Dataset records
***

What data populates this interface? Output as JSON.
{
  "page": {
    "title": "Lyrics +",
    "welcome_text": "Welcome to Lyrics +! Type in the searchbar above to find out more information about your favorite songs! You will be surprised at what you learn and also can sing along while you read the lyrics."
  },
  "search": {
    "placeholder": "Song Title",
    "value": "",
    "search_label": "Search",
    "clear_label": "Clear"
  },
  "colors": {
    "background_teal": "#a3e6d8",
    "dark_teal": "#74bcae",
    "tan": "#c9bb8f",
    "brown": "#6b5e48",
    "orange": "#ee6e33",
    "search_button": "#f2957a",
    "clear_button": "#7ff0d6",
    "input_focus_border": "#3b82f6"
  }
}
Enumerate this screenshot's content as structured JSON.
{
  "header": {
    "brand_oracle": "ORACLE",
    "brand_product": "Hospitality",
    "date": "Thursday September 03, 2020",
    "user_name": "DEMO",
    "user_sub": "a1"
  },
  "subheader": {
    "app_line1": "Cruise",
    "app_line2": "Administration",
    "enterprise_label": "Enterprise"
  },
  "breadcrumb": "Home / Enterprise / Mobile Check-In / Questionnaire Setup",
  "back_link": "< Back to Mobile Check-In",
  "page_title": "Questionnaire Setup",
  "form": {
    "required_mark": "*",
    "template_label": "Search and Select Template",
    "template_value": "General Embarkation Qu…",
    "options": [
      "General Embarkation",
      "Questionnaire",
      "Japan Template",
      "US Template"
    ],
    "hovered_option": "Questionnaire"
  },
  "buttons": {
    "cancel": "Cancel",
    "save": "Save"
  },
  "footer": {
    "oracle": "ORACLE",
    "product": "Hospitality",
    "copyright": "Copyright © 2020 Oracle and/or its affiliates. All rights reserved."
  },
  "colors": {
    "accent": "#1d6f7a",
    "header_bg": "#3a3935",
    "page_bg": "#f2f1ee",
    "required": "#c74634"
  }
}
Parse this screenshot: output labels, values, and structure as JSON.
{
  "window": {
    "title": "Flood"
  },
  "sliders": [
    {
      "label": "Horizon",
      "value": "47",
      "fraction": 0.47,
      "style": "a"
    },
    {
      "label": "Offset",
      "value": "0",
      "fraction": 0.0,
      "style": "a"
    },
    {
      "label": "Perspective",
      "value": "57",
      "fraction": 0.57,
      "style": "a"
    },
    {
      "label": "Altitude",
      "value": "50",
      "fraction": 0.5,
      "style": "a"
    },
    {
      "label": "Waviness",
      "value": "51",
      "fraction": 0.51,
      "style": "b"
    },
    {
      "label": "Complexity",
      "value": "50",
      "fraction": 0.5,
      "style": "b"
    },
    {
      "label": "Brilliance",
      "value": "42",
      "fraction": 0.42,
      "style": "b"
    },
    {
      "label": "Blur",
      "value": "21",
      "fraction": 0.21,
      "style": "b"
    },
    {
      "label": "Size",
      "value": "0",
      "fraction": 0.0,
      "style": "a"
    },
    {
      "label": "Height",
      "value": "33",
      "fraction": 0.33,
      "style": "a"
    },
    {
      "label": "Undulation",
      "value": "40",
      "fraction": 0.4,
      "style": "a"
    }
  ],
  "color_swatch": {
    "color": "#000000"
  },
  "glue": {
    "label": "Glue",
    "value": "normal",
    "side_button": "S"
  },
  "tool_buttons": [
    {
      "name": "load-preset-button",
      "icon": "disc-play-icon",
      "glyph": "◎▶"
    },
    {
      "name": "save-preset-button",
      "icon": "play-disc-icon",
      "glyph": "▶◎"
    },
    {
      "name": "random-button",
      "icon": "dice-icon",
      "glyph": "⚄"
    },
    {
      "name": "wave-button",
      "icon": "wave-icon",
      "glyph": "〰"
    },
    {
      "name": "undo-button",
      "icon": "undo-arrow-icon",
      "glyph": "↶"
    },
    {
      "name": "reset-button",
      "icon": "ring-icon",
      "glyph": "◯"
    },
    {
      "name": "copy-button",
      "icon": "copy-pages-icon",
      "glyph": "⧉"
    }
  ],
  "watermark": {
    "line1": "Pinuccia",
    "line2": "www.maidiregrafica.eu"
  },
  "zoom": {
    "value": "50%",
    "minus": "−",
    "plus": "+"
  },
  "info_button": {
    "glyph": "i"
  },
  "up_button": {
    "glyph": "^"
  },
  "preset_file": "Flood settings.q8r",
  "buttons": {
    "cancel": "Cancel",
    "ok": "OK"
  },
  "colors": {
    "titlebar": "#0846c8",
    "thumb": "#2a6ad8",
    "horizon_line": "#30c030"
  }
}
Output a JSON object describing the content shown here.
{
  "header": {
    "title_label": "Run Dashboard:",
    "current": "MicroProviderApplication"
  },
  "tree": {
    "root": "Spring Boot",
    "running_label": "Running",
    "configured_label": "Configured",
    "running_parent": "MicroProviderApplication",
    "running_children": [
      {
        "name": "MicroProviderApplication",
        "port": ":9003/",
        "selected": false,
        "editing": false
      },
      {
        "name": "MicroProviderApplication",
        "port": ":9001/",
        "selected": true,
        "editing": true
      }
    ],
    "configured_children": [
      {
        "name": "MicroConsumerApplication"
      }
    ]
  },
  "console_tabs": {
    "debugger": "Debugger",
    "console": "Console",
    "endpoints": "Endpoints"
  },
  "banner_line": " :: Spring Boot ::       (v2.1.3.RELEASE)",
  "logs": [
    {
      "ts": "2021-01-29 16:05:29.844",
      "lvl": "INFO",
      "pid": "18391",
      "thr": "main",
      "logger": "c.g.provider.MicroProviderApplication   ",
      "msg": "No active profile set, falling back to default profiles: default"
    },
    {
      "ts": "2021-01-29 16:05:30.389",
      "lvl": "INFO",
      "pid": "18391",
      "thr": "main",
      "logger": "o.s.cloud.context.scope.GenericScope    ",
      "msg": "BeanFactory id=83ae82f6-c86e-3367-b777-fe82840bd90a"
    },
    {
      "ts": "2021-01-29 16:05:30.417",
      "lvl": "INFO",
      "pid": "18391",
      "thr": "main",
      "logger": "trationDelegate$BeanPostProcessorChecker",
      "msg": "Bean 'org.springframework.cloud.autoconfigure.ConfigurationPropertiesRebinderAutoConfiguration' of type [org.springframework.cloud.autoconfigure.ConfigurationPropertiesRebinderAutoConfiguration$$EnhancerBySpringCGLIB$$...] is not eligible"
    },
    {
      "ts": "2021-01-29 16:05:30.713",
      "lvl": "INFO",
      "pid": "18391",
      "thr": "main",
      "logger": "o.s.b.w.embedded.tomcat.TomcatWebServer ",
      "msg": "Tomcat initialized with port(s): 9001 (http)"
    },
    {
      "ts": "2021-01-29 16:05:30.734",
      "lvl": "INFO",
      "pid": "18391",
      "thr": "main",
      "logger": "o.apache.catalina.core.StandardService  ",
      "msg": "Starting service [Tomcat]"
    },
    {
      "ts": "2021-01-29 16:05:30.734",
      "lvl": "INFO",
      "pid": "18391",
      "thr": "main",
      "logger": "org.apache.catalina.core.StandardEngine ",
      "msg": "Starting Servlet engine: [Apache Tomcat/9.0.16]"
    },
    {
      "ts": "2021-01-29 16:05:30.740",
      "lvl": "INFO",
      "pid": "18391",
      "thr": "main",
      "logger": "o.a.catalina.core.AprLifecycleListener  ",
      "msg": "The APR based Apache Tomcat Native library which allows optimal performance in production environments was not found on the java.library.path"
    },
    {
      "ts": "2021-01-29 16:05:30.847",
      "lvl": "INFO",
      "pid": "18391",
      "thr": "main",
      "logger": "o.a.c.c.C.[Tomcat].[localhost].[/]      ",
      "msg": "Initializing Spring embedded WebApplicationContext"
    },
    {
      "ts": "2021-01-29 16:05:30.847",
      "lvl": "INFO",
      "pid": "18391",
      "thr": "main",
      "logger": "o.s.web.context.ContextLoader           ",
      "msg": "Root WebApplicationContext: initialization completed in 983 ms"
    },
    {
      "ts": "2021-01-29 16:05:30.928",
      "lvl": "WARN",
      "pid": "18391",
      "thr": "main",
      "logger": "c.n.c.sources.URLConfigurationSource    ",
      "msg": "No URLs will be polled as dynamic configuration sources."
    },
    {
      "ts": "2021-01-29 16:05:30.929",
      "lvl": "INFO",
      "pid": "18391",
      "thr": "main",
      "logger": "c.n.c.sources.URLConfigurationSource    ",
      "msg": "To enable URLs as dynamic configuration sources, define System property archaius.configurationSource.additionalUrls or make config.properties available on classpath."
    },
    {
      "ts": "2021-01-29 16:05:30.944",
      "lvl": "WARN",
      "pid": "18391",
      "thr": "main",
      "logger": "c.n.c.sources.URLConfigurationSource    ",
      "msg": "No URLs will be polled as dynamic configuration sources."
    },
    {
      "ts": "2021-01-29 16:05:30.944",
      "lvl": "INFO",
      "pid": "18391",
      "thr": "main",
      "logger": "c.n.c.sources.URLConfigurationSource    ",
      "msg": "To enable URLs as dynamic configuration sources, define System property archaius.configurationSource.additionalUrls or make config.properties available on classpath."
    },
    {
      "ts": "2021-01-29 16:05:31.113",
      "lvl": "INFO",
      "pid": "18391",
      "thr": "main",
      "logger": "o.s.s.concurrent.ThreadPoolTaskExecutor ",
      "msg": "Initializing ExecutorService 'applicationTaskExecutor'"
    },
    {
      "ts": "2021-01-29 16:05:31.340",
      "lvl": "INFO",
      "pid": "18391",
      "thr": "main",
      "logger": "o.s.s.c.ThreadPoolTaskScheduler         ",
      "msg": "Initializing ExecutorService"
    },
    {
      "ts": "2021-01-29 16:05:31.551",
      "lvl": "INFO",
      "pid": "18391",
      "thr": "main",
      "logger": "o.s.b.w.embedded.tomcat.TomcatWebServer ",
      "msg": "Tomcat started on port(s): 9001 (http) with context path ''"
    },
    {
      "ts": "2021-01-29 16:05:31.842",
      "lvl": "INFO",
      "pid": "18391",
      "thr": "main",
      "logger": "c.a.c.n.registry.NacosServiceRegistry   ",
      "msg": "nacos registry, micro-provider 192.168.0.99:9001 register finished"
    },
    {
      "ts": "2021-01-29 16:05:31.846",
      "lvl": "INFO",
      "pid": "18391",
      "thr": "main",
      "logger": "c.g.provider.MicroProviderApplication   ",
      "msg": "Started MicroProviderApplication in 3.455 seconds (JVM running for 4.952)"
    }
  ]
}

***

**Requirement:** Reproduce each line of the entries in which the word "JSON" is found.

**Problem solution:**
What data populates this interface? Output as JSON.
Enumerate this screenshot's content as structured JSON.
Parse this screenshot: output labels, values, and structure as JSON.
Output a JSON object describing the content shown here.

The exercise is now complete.